Retype all of the data. Every line must match exactly.

+-------+

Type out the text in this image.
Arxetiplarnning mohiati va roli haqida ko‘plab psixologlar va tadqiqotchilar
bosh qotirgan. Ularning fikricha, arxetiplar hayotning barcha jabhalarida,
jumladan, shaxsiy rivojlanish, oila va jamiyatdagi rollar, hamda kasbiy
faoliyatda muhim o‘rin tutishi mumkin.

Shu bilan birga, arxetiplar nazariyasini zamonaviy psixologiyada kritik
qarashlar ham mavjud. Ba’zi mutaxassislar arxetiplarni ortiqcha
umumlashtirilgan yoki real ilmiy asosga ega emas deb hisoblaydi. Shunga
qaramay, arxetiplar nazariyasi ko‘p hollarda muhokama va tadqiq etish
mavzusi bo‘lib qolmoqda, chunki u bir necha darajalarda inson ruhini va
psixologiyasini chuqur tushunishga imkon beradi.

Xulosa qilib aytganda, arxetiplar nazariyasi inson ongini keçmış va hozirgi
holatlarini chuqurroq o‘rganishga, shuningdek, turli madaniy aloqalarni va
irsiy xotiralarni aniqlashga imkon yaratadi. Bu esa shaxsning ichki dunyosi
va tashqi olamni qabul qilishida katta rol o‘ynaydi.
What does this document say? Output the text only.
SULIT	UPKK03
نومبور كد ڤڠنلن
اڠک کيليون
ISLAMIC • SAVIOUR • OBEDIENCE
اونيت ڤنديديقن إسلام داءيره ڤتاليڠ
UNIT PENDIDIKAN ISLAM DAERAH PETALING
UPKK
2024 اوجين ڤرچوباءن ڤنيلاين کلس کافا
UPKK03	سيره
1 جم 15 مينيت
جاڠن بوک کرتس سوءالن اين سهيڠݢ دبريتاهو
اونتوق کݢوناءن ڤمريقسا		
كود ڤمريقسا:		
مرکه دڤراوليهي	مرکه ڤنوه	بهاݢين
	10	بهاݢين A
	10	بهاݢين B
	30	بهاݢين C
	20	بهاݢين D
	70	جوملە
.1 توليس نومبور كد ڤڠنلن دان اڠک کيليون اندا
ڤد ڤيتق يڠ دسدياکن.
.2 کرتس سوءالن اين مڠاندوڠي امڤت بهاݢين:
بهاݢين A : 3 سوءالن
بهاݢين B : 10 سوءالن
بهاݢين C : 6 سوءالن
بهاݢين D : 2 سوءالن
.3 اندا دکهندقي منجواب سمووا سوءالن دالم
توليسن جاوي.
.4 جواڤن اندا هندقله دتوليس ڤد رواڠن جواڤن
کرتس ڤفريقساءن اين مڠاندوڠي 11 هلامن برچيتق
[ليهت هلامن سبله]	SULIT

+-------+

- Answer to this task -
Type out the text in this image.
Arxetiplarnning mohiati va roli haqida ko‘plab psixologlar va tadqiqotchilar
bosh qotirgan. Ularning fikricha, arxetiplar hayotning barcha jabhalarida,
jumladan, shaxsiy rivojlanish, oila va jamiyatdagi rollar, hamda kasbiy
faoliyatda muhim o‘rin tutishi mumkin.

Shu bilan birga, arxetiplar nazariyasini zamonaviy psixologiyada kritik
qarashlar ham mavjud. Ba’zi mutaxassislar arxetiplarni ortiqcha
umumlashtirilgan yoki real ilmiy asosga ega emas deb hisoblaydi. Shunga
qaramay, arxetiplar nazariyasi ko‘p hollarda muhokama va tadqiq etish
mavzusi bo‘lib qolmoqda, chunki u bir necha darajalarda inson ruhini va
psixologiyasini chuqur tushunishga imkon beradi.

Xulosa qilib aytganda, arxetiplar nazariyasi inson ongini keçmış va hozirgi
holatlarini chuqurroq o‘rganishga, shuningdek, turli madaniy aloqalarni va
irsiy xotiralarni aniqlashga imkon yaratadi. Bu esa shaxsning ichki dunyosi
va tashqi olamni qabul qilishida katta rol o‘ynaydi.
What does this document say? Output the text only.
SULIT	UPKK03
نومبور كد ڤڠنلن
اڠک کيليون
ISLAMIC • SAVIOUR • OBEDIENCE
اونيت ڤنديديقن إسلام داءيره ڤتاليڠ
UNIT PENDIDIKAN ISLAM DAERAH PETALING
UPKK
2024 اوجين ڤرچوباءن ڤنيلاين کلس کافا
UPKK03	سيره
1 جم 15 مينيت
جاڠن بوک کرتس سوءالن اين سهيڠݢ دبريتاهو
اونتوق کݢوناءن ڤمريقسا		
كود ڤمريقسا:		
مرکه دڤراوليهي	مرکه ڤنوه	بهاݢين
	10	بهاݢين A
	10	بهاݢين B
	30	بهاݢين C
	20	بهاݢين D
	70	جوملە
.1 توليس نومبور كد ڤڠنلن دان اڠک کيليون اندا
ڤد ڤيتق يڠ دسدياکن.
.2 کرتس سوءالن اين مڠاندوڠي امڤت بهاݢين:
بهاݢين A : 3 سوءالن
بهاݢين B : 10 سوءالن
بهاݢين C : 6 سوءالن
بهاݢين D : 2 سوءالن
.3 اندا دکهندقي منجواب سمووا سوءالن دالم
توليسن جاوي.
.4 جواڤن اندا هندقله دتوليس ڤد رواڠن جواڤن
کرتس ڤفريقساءن اين مڠاندوڠي 11 هلامن برچيتق
[ليهت هلامن سبله]	SULIT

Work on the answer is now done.